Texte:

Aussitôt Mehiläinen, c’est-à-dire l’abeille, s’est élevée du sein de la terre, l’aile bleue a surgi d’une touffe de gazon. Elle vole, elle se pose près de l’atelier du forgeron. Ilmarinen lui dit : Mehiläinen, légère créature, apporte-moi du miel sur tes ailes, du miel sur ta langue, du miel extrait du suc de six fleurs, de sept tiges de gazon, pour l’acier qui doit être préparé, pour l’acier qui doit être durci.
Pendant ce temps, Herhiläinen, c’est-à-dire la guêpe, était là qui épiait à travers le toit d’écorce de bouleau l’acier qui devait être préparé, le fer qui devait être durci. Elle se glissa, en assourdissant son bourdonnement, jusqu’au vase destiné à tremper l’acier, à durcir le fer, et y répandit les matières fatales : le venin mortel du serpent, la sanie du ver, la bave brune de la fourmi, les sucs funèbres du crapaud.
Parmi les conditions imposées à Wäinämöinen était comprise encore la construction d’un instrument ou d’un objet symbolique destiné à jouer un grand rôle, dans le poème, et qu’il faut considérer probablement comme une sorte de corne d’Amalthée ou de palladium répandant autour de soi toutes prospérités et toute richesse.
« Peux-tu me forger un Sampo, un Sampo au couvercle splendide ? Peux-tu le forger avec les pointes des plumes d’un cygne, le lait d’une vache stérile, un petit grain d’orge, un flocon de la laine d’une brebis féconde ? »
Wäinämöinen n’était pas forgeron : il promit d’envoyer le second héros, Ilmarinen, le forgeron divin. À peine arrivé dans le pays de Pohjola, Ilmarinen s’acquitte avec succès et de la fabrication du merveilleux talisman et de trois autres entreprises que la reine de ces lieux lui impose : labourer un champ rempli de vipères, museler les deux monstres du séjour des morts, capturer le grand poisson du fleuve infernal. La jeune fille l’a secouru dans ces travaux par ses utiles avis, elle l’accepte comme époux. Bientôt donc on procède à la célébration des noces, et le chant du Kalevala qui les raconte offre un morceau célèbre, souvent récité à part, aussi bien que le fragment sur les semailles et les strophes sur l’origine du fer que nous venons de citer. C’est de l’origine de la bière qu’il s’agit ici. « La bière est issue de l’orge, l’illustre boisson est née du houblon ; mais elle ne serait pas venue au monde sans le concours de l’eau, sans celui de la flamme ardente. Le houblon a été planté tout petit dans la terre, la jeune plante a grandi, la verte tige s’est développée, elle a grimpé le long d’un arbrisseau et s’est élevée jusqu’à sa cime. L’orge a été semée, l’épi a germé merveilleusement, la plante a poussé d’une façon admirable au milieu du champ défriché par le feu. Après quelque temps, le houblon a murmuré du haut de l’arbrisseau, l’orge a soupiré au milieu du champ, l’eau a parlé du fond de la source, et ils ont dit : « Quand nous unira-t-on ? Quand serons-nous à côté l’un de l’autre ? La vie solitaire est triste : il vaut bien mieux s’unir à deux, s’unir à trois. »

Lignes extraites d'une collection:
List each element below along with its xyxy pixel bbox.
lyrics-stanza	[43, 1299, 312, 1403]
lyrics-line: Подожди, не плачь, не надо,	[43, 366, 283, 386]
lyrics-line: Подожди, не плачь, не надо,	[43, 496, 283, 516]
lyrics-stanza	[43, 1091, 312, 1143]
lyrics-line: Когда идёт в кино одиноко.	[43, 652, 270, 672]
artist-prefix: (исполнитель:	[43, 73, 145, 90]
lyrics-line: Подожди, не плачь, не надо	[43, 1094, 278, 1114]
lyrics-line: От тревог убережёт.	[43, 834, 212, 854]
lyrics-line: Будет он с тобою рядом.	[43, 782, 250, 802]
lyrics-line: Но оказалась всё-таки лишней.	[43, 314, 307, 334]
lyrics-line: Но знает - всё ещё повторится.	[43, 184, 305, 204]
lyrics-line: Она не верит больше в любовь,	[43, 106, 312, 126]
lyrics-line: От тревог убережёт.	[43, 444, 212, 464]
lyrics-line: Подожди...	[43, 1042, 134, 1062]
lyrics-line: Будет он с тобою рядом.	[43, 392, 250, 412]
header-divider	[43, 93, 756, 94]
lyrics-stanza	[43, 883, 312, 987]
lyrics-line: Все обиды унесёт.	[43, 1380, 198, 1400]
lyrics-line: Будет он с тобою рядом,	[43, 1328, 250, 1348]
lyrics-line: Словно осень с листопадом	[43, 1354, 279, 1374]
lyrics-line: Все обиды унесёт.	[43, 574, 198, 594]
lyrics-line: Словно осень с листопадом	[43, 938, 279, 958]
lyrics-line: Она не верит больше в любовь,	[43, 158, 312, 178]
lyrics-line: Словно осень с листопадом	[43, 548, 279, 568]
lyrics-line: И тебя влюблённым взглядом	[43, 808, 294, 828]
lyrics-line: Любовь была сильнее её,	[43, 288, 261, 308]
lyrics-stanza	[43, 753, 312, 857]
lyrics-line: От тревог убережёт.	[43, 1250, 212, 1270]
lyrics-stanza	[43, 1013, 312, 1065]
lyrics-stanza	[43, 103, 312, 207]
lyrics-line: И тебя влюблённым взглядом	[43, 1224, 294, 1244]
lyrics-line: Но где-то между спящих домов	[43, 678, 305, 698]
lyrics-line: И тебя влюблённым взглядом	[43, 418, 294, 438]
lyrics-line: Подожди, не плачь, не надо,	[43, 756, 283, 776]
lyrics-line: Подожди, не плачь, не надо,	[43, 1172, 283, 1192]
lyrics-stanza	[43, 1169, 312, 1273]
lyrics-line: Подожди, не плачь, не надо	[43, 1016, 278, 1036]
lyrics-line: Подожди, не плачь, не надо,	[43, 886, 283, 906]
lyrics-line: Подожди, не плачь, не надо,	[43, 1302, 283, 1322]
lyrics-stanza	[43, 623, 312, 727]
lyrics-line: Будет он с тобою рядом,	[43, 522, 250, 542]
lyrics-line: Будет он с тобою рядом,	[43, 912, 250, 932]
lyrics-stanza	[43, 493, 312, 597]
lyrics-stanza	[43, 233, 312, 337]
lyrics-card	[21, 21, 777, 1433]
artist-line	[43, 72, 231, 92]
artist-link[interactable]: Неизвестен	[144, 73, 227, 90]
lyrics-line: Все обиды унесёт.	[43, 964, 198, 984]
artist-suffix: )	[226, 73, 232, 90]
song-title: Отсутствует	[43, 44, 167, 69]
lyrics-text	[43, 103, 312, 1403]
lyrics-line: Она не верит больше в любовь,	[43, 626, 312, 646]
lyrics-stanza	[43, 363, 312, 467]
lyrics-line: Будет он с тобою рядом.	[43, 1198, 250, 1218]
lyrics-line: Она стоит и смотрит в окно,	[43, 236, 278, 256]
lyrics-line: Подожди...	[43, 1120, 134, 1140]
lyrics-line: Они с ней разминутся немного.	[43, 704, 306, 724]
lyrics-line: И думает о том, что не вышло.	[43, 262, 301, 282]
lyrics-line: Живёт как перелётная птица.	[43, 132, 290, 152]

Consignes:
a. Quelles matières fatales la guêpe répand-elle dans le vase, d'après le texte sur le Kalevala ?
b. Pouvez-vous recopier à l'identique le passage du texte sur le Kalevala, depuis « Pendant ce temps, Herhiläinen, c’est-à-dire » jusqu'à « funèbres du crapaud. » inclus ?
Ces lignes forment un matériau à part, distinct du texte.

Réponses:
a. le venin mortel du serpent, la sanie du ver, la bave brune de la fourmi, les sucs funèbres du crapaud

b.
Pendant ce temps, Herhiläinen, c’est-à-dire la guêpe, était là qui épiait à travers le toit d’écorce de bouleau l’acier qui devait être préparé, le fer qui devait être durci. Elle se glissa, en assourdissant son bourdonnement, jusqu’au vase destiné à tremper l’acier, à durcir le fer, et y répandit les matières fatales : le venin mortel du serpent, la sanie du ver, la bave brune de la fourmi, les sucs funèbres du crapaud.